───── The data ─────

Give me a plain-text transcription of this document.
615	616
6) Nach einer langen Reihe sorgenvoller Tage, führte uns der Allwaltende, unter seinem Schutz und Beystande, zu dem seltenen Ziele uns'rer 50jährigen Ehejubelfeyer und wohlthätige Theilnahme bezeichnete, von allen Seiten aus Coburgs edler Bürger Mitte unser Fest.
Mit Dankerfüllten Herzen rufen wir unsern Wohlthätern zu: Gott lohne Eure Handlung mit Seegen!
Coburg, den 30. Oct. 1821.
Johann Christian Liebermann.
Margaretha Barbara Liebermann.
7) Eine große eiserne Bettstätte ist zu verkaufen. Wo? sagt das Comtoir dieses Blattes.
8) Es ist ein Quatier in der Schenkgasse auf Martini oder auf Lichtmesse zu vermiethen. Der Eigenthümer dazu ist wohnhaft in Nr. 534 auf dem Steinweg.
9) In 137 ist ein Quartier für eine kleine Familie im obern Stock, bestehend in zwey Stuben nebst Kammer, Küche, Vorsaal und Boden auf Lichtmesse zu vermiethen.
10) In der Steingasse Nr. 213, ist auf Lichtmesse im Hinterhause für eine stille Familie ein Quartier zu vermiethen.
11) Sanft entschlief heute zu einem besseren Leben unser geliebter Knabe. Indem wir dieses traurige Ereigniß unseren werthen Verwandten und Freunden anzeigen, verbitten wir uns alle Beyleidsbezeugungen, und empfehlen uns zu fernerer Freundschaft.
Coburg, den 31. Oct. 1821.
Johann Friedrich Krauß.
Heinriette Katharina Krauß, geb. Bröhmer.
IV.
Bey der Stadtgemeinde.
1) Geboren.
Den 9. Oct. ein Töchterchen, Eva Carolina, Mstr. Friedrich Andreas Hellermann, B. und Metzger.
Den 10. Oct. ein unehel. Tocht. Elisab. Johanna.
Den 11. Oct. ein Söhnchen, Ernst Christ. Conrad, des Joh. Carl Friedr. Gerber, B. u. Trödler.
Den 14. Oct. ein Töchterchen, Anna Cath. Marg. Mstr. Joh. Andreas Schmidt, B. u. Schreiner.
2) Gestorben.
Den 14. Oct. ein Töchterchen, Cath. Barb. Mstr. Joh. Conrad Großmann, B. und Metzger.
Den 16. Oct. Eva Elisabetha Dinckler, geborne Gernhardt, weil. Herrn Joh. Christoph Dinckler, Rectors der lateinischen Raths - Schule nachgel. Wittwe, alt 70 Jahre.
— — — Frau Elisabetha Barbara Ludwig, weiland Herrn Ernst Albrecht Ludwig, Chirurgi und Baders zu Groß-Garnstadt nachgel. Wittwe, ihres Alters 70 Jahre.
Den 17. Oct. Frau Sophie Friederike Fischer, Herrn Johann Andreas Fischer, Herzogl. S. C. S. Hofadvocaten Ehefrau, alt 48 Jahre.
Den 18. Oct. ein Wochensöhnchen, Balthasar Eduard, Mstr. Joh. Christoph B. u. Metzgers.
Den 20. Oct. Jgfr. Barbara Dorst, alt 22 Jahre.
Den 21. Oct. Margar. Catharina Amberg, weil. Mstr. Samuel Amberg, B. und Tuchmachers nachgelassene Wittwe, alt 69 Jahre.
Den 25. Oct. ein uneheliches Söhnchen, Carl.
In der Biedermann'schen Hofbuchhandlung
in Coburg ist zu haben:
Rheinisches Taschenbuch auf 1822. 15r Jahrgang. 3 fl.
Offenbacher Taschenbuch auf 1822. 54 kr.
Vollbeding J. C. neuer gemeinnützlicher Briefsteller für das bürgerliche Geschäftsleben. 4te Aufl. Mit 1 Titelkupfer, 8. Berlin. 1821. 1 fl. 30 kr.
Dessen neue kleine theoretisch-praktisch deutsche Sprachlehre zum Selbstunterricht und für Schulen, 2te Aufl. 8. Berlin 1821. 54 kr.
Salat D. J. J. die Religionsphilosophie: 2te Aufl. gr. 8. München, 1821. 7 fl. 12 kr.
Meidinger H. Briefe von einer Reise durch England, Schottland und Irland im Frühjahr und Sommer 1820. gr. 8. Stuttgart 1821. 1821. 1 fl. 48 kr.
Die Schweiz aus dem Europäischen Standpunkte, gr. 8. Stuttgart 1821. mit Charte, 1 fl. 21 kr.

─────
───── The data ─────

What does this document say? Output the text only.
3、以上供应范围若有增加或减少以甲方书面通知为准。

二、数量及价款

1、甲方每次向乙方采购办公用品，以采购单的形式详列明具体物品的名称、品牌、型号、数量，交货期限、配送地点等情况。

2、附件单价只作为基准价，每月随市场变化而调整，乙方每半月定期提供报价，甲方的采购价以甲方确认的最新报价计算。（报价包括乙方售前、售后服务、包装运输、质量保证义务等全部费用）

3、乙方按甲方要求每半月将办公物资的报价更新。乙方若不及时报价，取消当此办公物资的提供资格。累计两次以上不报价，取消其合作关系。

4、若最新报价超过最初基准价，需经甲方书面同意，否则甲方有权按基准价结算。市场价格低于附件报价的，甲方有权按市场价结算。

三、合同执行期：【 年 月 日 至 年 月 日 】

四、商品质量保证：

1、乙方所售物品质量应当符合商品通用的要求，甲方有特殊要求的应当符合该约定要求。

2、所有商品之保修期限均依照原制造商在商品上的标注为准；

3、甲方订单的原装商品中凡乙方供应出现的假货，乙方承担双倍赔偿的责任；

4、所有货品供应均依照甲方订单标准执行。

─────

**Job:** Lines that include the word "Berlin" are to be extracted from the data above.

**Solution to this exercise:**
Vollbeding J. C. neuer gemeinnützlicher Briefsteller für das bürgerliche Geschäftsleben. 4te Aufl. Mit 1 Titelkupfer, 8. Berlin. 1821. 1 fl. 30 kr.
Dessen neue kleine theoretisch-praktisch deutsche Sprachlehre zum Selbstunterricht und für Schulen, 2te Aufl. 8. Berlin 1821. 54 kr.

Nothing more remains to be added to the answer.